What the exercise asks
Please report every line from the material that contains the word "Details".

(Extracted data entries)
────────

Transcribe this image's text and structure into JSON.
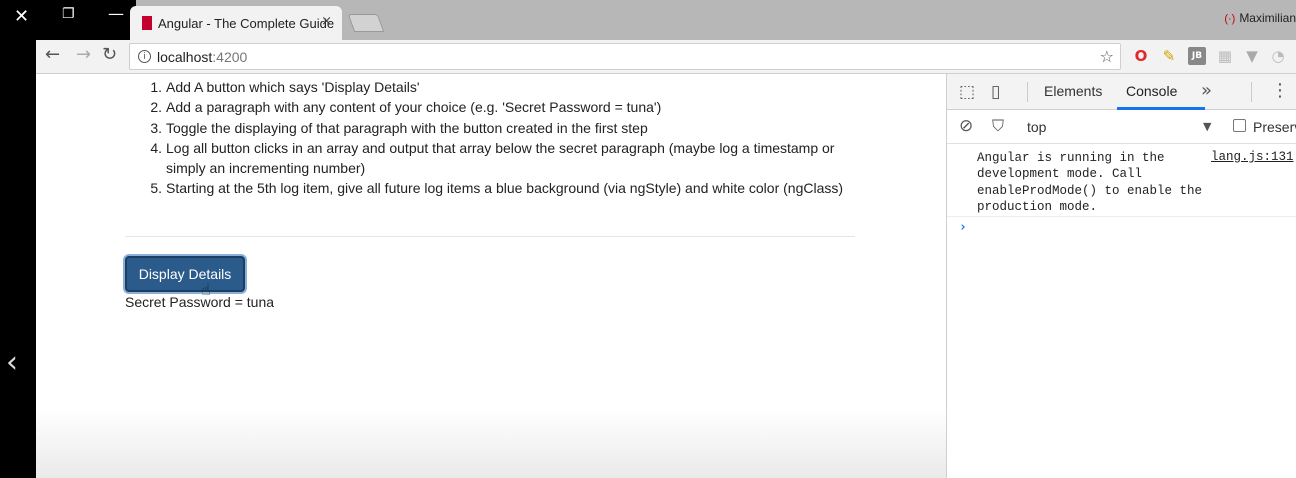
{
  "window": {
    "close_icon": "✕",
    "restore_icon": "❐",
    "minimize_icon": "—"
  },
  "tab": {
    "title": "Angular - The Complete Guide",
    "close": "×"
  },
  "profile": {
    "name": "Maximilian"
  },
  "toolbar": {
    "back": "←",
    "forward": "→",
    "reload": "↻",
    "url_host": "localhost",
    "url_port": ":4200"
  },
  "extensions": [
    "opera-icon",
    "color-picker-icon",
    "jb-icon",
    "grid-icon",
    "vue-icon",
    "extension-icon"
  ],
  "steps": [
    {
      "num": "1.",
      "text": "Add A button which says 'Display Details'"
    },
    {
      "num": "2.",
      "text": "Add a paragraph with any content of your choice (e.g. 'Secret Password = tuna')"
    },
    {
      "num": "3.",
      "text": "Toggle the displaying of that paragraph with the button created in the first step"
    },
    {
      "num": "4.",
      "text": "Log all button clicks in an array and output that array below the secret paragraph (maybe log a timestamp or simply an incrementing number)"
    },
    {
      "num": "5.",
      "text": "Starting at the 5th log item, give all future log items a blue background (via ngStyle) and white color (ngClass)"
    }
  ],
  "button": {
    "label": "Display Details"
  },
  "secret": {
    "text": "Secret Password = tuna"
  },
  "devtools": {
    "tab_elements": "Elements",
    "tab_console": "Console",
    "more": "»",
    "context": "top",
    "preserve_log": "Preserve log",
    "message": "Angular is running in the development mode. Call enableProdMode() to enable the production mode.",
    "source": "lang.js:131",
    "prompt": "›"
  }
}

────────

Written solution
      "text": "Add A button which says 'Display Details'"
    "label": "Display Details"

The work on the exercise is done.